WRITTEN INSTRUCTION:
Your task is to print all of the data word for word.

RECORDED DATA:
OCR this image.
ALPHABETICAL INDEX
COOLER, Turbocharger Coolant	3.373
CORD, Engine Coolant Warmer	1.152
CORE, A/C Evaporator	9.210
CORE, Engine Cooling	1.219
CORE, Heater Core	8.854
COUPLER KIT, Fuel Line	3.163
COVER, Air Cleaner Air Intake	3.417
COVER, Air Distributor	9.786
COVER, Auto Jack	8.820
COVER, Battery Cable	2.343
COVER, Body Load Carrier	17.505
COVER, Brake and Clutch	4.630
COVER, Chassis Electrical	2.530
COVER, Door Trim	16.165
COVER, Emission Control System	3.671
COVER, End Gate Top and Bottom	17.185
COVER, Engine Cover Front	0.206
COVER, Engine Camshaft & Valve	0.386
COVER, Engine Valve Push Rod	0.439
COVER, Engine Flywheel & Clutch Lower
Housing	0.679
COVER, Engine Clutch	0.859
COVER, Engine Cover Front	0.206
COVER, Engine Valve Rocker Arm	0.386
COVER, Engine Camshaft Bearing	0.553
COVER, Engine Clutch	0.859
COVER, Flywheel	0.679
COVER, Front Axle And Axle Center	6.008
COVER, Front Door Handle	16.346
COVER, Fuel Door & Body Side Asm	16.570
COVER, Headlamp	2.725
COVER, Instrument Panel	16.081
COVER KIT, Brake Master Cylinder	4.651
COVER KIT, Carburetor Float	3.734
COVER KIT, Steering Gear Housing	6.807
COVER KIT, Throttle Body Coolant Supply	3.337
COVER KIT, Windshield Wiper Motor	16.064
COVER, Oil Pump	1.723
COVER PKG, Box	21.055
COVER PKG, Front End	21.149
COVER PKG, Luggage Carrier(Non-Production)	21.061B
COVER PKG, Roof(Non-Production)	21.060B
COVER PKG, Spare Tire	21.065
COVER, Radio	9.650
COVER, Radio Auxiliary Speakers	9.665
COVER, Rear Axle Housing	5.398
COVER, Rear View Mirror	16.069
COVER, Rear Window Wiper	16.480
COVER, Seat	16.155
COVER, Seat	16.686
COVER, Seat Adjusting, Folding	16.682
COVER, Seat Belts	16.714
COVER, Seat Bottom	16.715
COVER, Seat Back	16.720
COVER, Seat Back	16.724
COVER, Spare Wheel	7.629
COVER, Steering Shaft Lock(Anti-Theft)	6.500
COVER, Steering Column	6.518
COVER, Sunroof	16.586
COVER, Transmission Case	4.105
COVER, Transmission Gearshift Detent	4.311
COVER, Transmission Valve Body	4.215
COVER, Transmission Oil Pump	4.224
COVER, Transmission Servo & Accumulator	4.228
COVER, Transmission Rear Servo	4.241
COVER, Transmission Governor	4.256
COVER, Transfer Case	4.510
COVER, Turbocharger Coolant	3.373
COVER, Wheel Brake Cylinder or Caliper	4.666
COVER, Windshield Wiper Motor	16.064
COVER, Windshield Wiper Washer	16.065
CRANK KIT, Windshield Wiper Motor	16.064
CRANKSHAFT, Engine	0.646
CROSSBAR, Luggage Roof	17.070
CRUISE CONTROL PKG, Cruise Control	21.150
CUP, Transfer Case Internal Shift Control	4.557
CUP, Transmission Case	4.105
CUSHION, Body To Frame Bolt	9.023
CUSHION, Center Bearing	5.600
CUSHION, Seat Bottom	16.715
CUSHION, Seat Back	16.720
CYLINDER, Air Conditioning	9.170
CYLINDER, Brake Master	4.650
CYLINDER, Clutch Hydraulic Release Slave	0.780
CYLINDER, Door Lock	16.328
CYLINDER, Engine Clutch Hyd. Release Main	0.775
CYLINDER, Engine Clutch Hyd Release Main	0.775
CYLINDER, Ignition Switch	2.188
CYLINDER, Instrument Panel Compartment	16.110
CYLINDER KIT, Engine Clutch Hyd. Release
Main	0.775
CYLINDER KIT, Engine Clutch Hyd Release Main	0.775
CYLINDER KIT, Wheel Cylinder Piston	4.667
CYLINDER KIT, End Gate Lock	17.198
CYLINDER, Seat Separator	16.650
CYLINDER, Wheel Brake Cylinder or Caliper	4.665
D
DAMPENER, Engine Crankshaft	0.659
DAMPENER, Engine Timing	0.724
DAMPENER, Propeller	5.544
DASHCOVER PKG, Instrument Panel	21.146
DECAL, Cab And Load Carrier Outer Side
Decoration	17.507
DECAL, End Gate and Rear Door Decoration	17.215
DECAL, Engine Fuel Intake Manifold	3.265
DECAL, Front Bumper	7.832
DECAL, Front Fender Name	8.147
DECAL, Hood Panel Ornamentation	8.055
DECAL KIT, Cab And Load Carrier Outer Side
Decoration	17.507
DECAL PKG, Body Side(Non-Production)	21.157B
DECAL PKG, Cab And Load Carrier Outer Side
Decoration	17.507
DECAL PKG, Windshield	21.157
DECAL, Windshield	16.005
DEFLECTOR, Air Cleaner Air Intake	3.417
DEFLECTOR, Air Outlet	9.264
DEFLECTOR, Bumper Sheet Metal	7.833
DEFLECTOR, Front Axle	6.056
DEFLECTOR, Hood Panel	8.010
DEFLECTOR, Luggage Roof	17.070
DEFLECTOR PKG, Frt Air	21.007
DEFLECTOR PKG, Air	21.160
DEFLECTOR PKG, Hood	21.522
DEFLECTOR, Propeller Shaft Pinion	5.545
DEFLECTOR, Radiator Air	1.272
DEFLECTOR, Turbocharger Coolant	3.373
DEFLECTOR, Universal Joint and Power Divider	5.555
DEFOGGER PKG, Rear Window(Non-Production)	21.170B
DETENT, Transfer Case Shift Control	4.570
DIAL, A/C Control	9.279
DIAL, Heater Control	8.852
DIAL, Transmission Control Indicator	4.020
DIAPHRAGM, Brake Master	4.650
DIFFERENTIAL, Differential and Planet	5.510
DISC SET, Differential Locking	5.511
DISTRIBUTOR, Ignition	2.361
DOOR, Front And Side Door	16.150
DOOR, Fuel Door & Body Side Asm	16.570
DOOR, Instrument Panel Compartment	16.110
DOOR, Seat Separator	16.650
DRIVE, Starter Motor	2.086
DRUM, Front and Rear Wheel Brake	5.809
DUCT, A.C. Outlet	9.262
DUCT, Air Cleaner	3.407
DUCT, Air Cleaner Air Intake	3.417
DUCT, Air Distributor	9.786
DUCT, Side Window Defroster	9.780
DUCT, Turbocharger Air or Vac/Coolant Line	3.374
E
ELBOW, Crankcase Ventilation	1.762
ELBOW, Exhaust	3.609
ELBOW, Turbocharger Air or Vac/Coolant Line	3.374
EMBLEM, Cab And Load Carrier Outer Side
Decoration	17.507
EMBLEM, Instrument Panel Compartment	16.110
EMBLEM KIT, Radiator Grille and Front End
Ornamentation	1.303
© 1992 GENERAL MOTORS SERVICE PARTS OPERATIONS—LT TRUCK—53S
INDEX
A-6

RESPONSE TO THIS TASK:
OCR this image.
ALPHABETICAL INDEX
COOLER, Turbocharger Coolant	3.373
CORD, Engine Coolant Warmer	1.152
CORE, A/C Evaporator	9.210
CORE, Engine Cooling	1.219
CORE, Heater Core	8.854
COUPLER KIT, Fuel Line	3.163
COVER, Air Cleaner Air Intake	3.417
COVER, Air Distributor	9.786
COVER, Auto Jack	8.820
COVER, Battery Cable	2.343
COVER, Body Load Carrier	17.505
COVER, Brake and Clutch	4.630
COVER, Chassis Electrical	2.530
COVER, Door Trim	16.165
COVER, Emission Control System	3.671
COVER, End Gate Top and Bottom	17.185
COVER, Engine Cover Front	0.206
COVER, Engine Camshaft & Valve	0.386
COVER, Engine Valve Push Rod	0.439
COVER, Engine Flywheel & Clutch Lower
Housing	0.679
COVER, Engine Clutch	0.859
COVER, Engine Cover Front	0.206
COVER, Engine Valve Rocker Arm	0.386
COVER, Engine Camshaft Bearing	0.553
COVER, Engine Clutch	0.859
COVER, Flywheel	0.679
COVER, Front Axle And Axle Center	6.008
COVER, Front Door Handle	16.346
COVER, Fuel Door & Body Side Asm	16.570
COVER, Headlamp	2.725
COVER, Instrument Panel	16.081
COVER KIT, Brake Master Cylinder	4.651
COVER KIT, Carburetor Float	3.734
COVER KIT, Steering Gear Housing	6.807
COVER KIT, Throttle Body Coolant Supply	3.337
COVER KIT, Windshield Wiper Motor	16.064
COVER, Oil Pump	1.723
COVER PKG, Box	21.055
COVER PKG, Front End	21.149
COVER PKG, Luggage Carrier(Non-Production)	21.061B
COVER PKG, Roof(Non-Production)	21.060B
COVER PKG, Spare Tire	21.065
COVER, Radio	9.650
COVER, Radio Auxiliary Speakers	9.665
COVER, Rear Axle Housing	5.398
COVER, Rear View Mirror	16.069
COVER, Rear Window Wiper	16.480
COVER, Seat	16.155
COVER, Seat	16.686
COVER, Seat Adjusting, Folding	16.682
COVER, Seat Belts	16.714
COVER, Seat Bottom	16.715
COVER, Seat Back	16.720
COVER, Seat Back	16.724
COVER, Spare Wheel	7.629
COVER, Steering Shaft Lock(Anti-Theft)	6.500
COVER, Steering Column	6.518
COVER, Sunroof	16.586
COVER, Transmission Case	4.105
COVER, Transmission Gearshift Detent	4.311
COVER, Transmission Valve Body	4.215
COVER, Transmission Oil Pump	4.224
COVER, Transmission Servo & Accumulator	4.228
COVER, Transmission Rear Servo	4.241
COVER, Transmission Governor	4.256
COVER, Transfer Case	4.510
COVER, Turbocharger Coolant	3.373
COVER, Wheel Brake Cylinder or Caliper	4.666
COVER, Windshield Wiper Motor	16.064
COVER, Windshield Wiper Washer	16.065
CRANK KIT, Windshield Wiper Motor	16.064
CRANKSHAFT, Engine	0.646
CROSSBAR, Luggage Roof	17.070
CRUISE CONTROL PKG, Cruise Control	21.150
CUP, Transfer Case Internal Shift Control	4.557
CUP, Transmission Case	4.105
CUSHION, Body To Frame Bolt	9.023
CUSHION, Center Bearing	5.600
CUSHION, Seat Bottom	16.715
CUSHION, Seat Back	16.720
CYLINDER, Air Conditioning	9.170
CYLINDER, Brake Master	4.650
CYLINDER, Clutch Hydraulic Release Slave	0.780
CYLINDER, Door Lock	16.328
CYLINDER, Engine Clutch Hyd. Release Main	0.775
CYLINDER, Engine Clutch Hyd Release Main	0.775
CYLINDER, Ignition Switch	2.188
CYLINDER, Instrument Panel Compartment	16.110
CYLINDER KIT, Engine Clutch Hyd. Release
Main	0.775
CYLINDER KIT, Engine Clutch Hyd Release Main	0.775
CYLINDER KIT, Wheel Cylinder Piston	4.667
CYLINDER KIT, End Gate Lock	17.198
CYLINDER, Seat Separator	16.650
CYLINDER, Wheel Brake Cylinder or Caliper	4.665
D
DAMPENER, Engine Crankshaft	0.659
DAMPENER, Engine Timing	0.724
DAMPENER, Propeller	5.544
DASHCOVER PKG, Instrument Panel	21.146
DECAL, Cab And Load Carrier Outer Side
Decoration	17.507
DECAL, End Gate and Rear Door Decoration	17.215
DECAL, Engine Fuel Intake Manifold	3.265
DECAL, Front Bumper	7.832
DECAL, Front Fender Name	8.147
DECAL, Hood Panel Ornamentation	8.055
DECAL KIT, Cab And Load Carrier Outer Side
Decoration	17.507
DECAL PKG, Body Side(Non-Production)	21.157B
DECAL PKG, Cab And Load Carrier Outer Side
Decoration	17.507
DECAL PKG, Windshield	21.157
DECAL, Windshield	16.005
DEFLECTOR, Air Cleaner Air Intake	3.417
DEFLECTOR, Air Outlet	9.264
DEFLECTOR, Bumper Sheet Metal	7.833
DEFLECTOR, Front Axle	6.056
DEFLECTOR, Hood Panel	8.010
DEFLECTOR, Luggage Roof	17.070
DEFLECTOR PKG, Frt Air	21.007
DEFLECTOR PKG, Air	21.160
DEFLECTOR PKG, Hood	21.522
DEFLECTOR, Propeller Shaft Pinion	5.545
DEFLECTOR, Radiator Air	1.272
DEFLECTOR, Turbocharger Coolant	3.373
DEFLECTOR, Universal Joint and Power Divider	5.555
DEFOGGER PKG, Rear Window(Non-Production)	21.170B
DETENT, Transfer Case Shift Control	4.570
DIAL, A/C Control	9.279
DIAL, Heater Control	8.852
DIAL, Transmission Control Indicator	4.020
DIAPHRAGM, Brake Master	4.650
DIFFERENTIAL, Differential and Planet	5.510
DISC SET, Differential Locking	5.511
DISTRIBUTOR, Ignition	2.361
DOOR, Front And Side Door	16.150
DOOR, Fuel Door & Body Side Asm	16.570
DOOR, Instrument Panel Compartment	16.110
DOOR, Seat Separator	16.650
DRIVE, Starter Motor	2.086
DRUM, Front and Rear Wheel Brake	5.809
DUCT, A.C. Outlet	9.262
DUCT, Air Cleaner	3.407
DUCT, Air Cleaner Air Intake	3.417
DUCT, Air Distributor	9.786
DUCT, Side Window Defroster	9.780
DUCT, Turbocharger Air or Vac/Coolant Line	3.374
E
ELBOW, Crankcase Ventilation	1.762
ELBOW, Exhaust	3.609
ELBOW, Turbocharger Air or Vac/Coolant Line	3.374
EMBLEM, Cab And Load Carrier Outer Side
Decoration	17.507
EMBLEM, Instrument Panel Compartment	16.110
EMBLEM KIT, Radiator Grille and Front End
Ornamentation	1.303
© 1992 GENERAL MOTORS SERVICE PARTS OPERATIONS—LT TRUCK—53S
INDEX
A-6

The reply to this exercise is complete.